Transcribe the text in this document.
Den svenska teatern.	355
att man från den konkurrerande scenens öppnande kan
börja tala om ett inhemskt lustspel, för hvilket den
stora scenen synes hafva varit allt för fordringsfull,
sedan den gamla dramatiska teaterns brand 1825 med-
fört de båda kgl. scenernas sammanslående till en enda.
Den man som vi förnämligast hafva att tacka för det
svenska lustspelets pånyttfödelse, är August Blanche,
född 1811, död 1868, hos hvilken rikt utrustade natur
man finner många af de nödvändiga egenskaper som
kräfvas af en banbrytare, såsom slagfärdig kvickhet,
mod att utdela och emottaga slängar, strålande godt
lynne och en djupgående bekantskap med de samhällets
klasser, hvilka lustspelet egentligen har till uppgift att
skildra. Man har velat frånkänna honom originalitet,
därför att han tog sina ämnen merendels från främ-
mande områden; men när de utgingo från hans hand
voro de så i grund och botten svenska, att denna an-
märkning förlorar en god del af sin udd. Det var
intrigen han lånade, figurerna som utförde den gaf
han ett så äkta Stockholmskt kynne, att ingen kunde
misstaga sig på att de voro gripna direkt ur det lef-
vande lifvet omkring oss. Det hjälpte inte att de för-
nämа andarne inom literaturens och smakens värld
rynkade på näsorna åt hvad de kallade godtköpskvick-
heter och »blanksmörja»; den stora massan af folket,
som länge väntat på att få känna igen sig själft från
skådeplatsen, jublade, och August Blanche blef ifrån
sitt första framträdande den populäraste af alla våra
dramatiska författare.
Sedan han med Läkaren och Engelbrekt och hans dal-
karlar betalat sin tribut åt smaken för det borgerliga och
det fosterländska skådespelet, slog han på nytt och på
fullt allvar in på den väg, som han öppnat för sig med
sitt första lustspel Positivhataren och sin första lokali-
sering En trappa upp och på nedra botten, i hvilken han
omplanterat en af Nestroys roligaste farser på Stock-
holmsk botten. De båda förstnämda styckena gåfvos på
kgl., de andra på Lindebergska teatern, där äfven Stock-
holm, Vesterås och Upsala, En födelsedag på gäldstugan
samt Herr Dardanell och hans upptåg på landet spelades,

WHAT THE EXERCISE ASKS: All records above must be set down exactly, please.

OUTPUT:
Transcribe the text in this document.
Den svenska teatern.	355
att man från den konkurrerande scenens öppnande kan
börja tala om ett inhemskt lustspel, för hvilket den
stora scenen synes hafva varit allt för fordringsfull,
sedan den gamla dramatiska teaterns brand 1825 med-
fört de båda kgl. scenernas sammanslående till en enda.
Den man som vi förnämligast hafva att tacka för det
svenska lustspelets pånyttfödelse, är August Blanche,
född 1811, död 1868, hos hvilken rikt utrustade natur
man finner många af de nödvändiga egenskaper som
kräfvas af en banbrytare, såsom slagfärdig kvickhet,
mod att utdela och emottaga slängar, strålande godt
lynne och en djupgående bekantskap med de samhällets
klasser, hvilka lustspelet egentligen har till uppgift att
skildra. Man har velat frånkänna honom originalitet,
därför att han tog sina ämnen merendels från främ-
mande områden; men när de utgingo från hans hand
voro de så i grund och botten svenska, att denna an-
märkning förlorar en god del af sin udd. Det var
intrigen han lånade, figurerna som utförde den gaf
han ett så äkta Stockholmskt kynne, att ingen kunde
misstaga sig på att de voro gripna direkt ur det lef-
vande lifvet omkring oss. Det hjälpte inte att de för-
nämа andarne inom literaturens och smakens värld
rynkade på näsorna åt hvad de kallade godtköpskvick-
heter och »blanksmörja»; den stora massan af folket,
som länge väntat på att få känna igen sig själft från
skådeplatsen, jublade, och August Blanche blef ifrån
sitt första framträdande den populäraste af alla våra
dramatiska författare.
Sedan han med Läkaren och Engelbrekt och hans dal-
karlar betalat sin tribut åt smaken för det borgerliga och
det fosterländska skådespelet, slog han på nytt och på
fullt allvar in på den väg, som han öppnat för sig med
sitt första lustspel Positivhataren och sin första lokali-
sering En trappa upp och på nedra botten, i hvilken han
omplanterat en af Nestroys roligaste farser på Stock-
holmsk botten. De båda förstnämda styckena gåfvos på
kgl., de andra på Lindebergska teatern, där äfven Stock-
holm, Vesterås och Upsala, En födelsedag på gäldstugan
samt Herr Dardanell och hans upptåg på landet spelades,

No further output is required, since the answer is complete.